* Begin Excerpted records *

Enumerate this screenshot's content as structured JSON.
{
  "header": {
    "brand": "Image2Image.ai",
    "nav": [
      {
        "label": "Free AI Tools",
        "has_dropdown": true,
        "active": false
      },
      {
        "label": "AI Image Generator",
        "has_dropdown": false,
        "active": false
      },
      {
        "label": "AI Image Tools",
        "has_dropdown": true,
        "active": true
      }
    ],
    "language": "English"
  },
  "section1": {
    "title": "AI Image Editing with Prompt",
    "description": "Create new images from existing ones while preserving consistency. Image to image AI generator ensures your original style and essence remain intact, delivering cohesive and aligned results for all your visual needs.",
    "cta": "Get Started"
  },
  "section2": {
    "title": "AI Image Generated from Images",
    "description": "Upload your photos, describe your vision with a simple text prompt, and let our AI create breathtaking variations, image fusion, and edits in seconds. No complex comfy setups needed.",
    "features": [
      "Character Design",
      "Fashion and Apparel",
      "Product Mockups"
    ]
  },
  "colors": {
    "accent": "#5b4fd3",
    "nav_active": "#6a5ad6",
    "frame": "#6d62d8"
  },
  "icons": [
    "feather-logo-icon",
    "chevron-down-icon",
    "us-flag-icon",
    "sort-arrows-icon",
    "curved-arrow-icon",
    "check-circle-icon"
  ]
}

* End Excerpted records *

Exercise requirements — Extract the data exactly as given.

The result —
Enumerate this screenshot's content as structured JSON.
{
  "header": {
    "brand": "Image2Image.ai",
    "nav": [
      {
        "label": "Free AI Tools",
        "has_dropdown": true,
        "active": false
      },
      {
        "label": "AI Image Generator",
        "has_dropdown": false,
        "active": false
      },
      {
        "label": "AI Image Tools",
        "has_dropdown": true,
        "active": true
      }
    ],
    "language": "English"
  },
  "section1": {
    "title": "AI Image Editing with Prompt",
    "description": "Create new images from existing ones while preserving consistency. Image to image AI generator ensures your original style and essence remain intact, delivering cohesive and aligned results for all your visual needs.",
    "cta": "Get Started"
  },
  "section2": {
    "title": "AI Image Generated from Images",
    "description": "Upload your photos, describe your vision with a simple text prompt, and let our AI create breathtaking variations, image fusion, and edits in seconds. No complex comfy setups needed.",
    "features": [
      "Character Design",
      "Fashion and Apparel",
      "Product Mockups"
    ]
  },
  "colors": {
    "accent": "#5b4fd3",
    "nav_active": "#6a5ad6",
    "frame": "#6d62d8"
  },
  "icons": [
    "feather-logo-icon",
    "chevron-down-icon",
    "us-flag-icon",
    "sort-arrows-icon",
    "curved-arrow-icon",
    "check-circle-icon"
  ]
}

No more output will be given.